* START Materials provided *

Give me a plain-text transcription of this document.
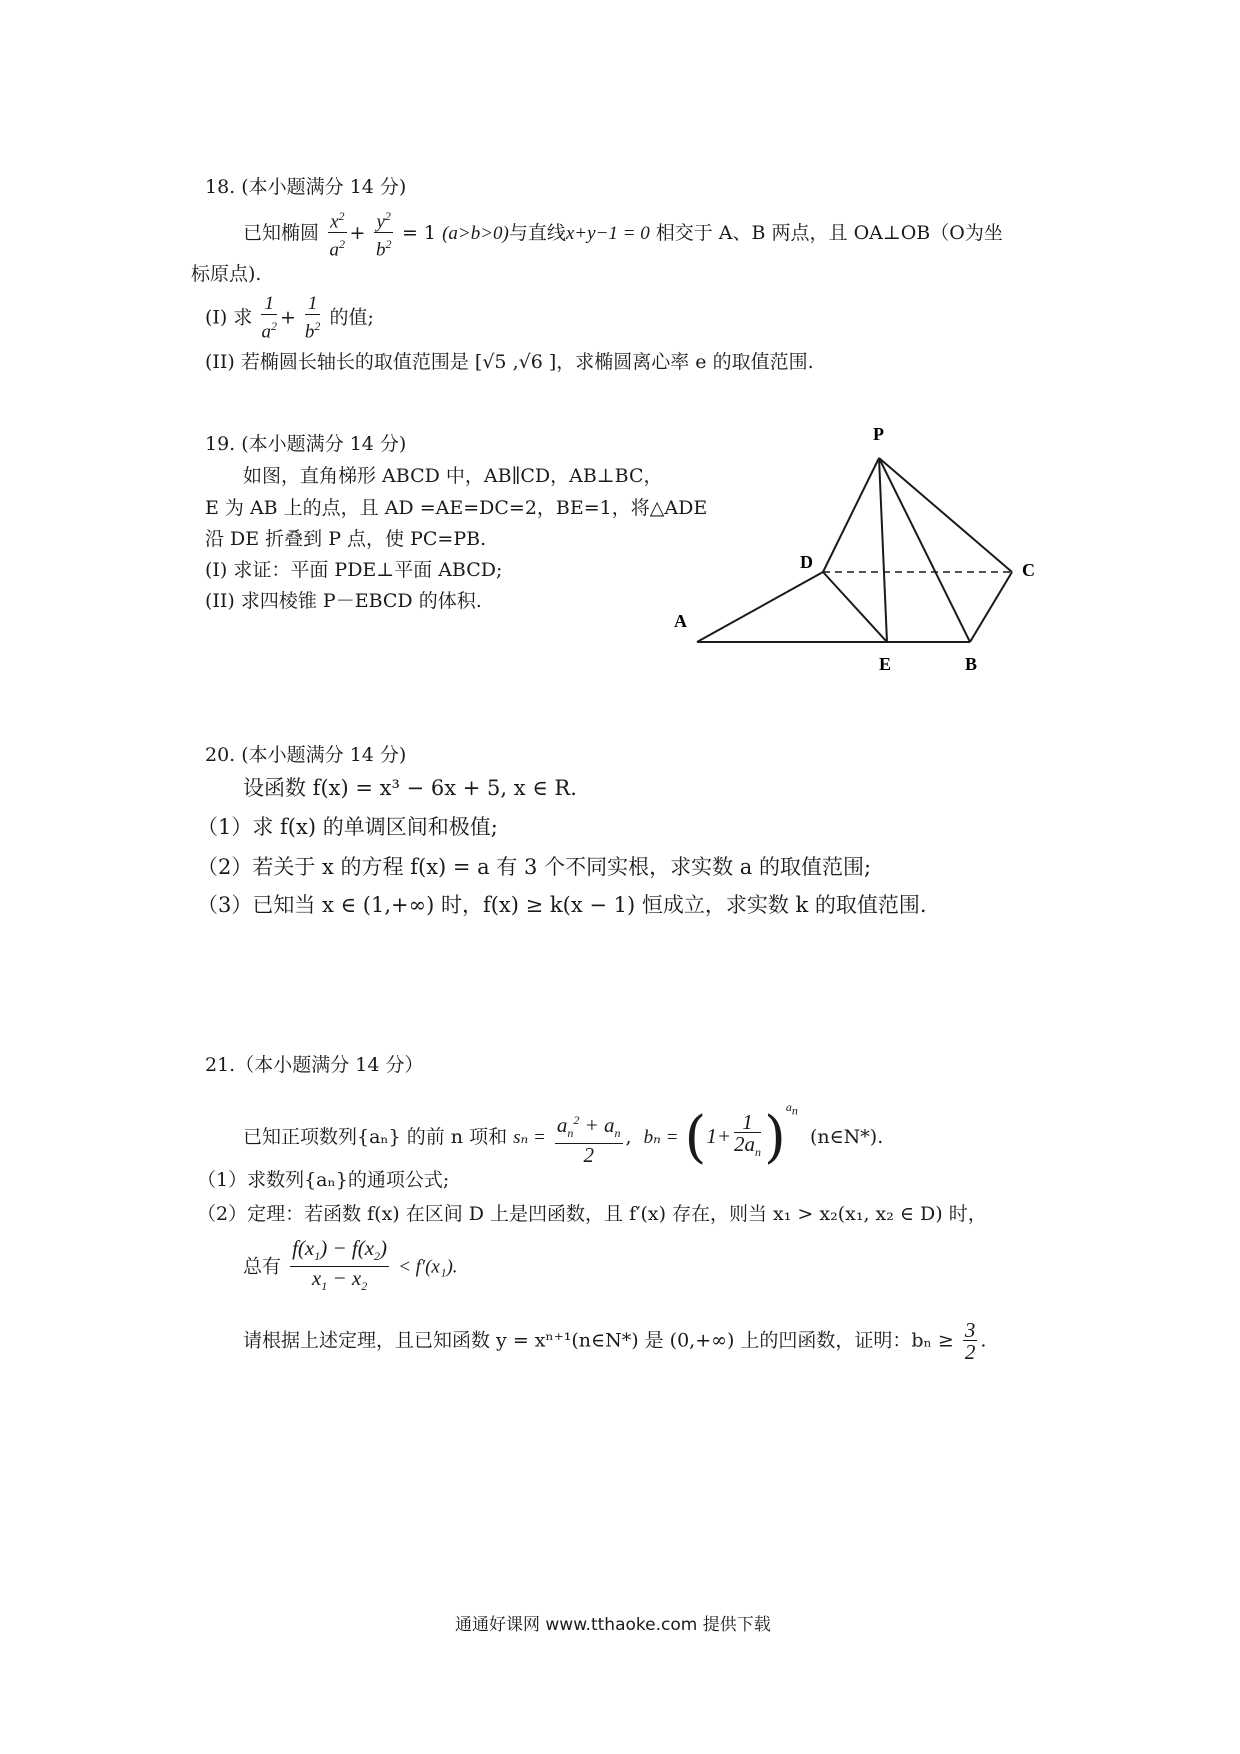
18. (本小题满分 14 分)
已知椭圆 $\frac{x^2}{a^2} + \frac{y^2}{b^2} = 1$ (a>b>0)与直线x+y−1 = 0 相交于 A、B 两点，且 OA⊥OB（O为坐
标原点).
(I) 求 $\frac{1}{a^2} + \frac{1}{b^2}$ 的值;
(II) 若椭圆长轴长的取值范围是 [√5 ,√6 ]，求椭圆离心率 e 的取值范围.
19. (本小题满分 14 分)
如图，直角梯形 ABCD 中，AB∥CD，AB⊥BC，
E 为 AB 上的点，且 AD =AE=DC=2，BE=1，将△ADE
沿 DE 折叠到 P 点，使 PC=PB.
(I) 求证：平面 PDE⊥平面 ABCD;
(II) 求四棱锥 P－EBCD 的体积.
P
D	C
A
E	B
20. (本小题满分 14 分)
设函数 f(x) = x³ − 6x + 5, x ∈ R.
（1）求 f(x) 的单调区间和极值;
（2）若关于 x 的方程 f(x) = a 有 3 个不同实根，求实数 a 的取值范围;
（3）已知当 x ∈ (1,+∞) 时，f(x) ≥ k(x − 1) 恒成立，求实数 k 的取值范围.
21.（本小题满分 14 分）
已知正项数列{aₙ} 的前 n 项和 $s_n = \frac{a_n^2 + a_n}{2}$ ,  $b_n = (1+ \frac{1}{2a_n} )^{a_n}$  (n∈N*).
（1）求数列{aₙ}的通项公式;
（2）定理：若函数 f(x) 在区间 D 上是凹函数，且 f′(x) 存在，则当 x₁ > x₂(x₁, x₂ ∈ D) 时，
总有 $\frac{f(x_1) - f(x_2)}{x_1 - x_2} < f'(x_1)$.
请根据上述定理，且已知函数 y = xⁿ⁺¹(n∈N*) 是 (0,+∞) 上的凹函数，证明：$b_n \ge \frac{3}{2}$ .
通通好课网 www.tthaoke.com 提供下载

* END Materials provided *

Task to complete
Reproduce each line of the material containing the word "本小题满分".

Worked answer
18. (本小题满分 14 分)
19. (本小题满分 14 分)
20. (本小题满分 14 分)
21.（本小题满分 14 分）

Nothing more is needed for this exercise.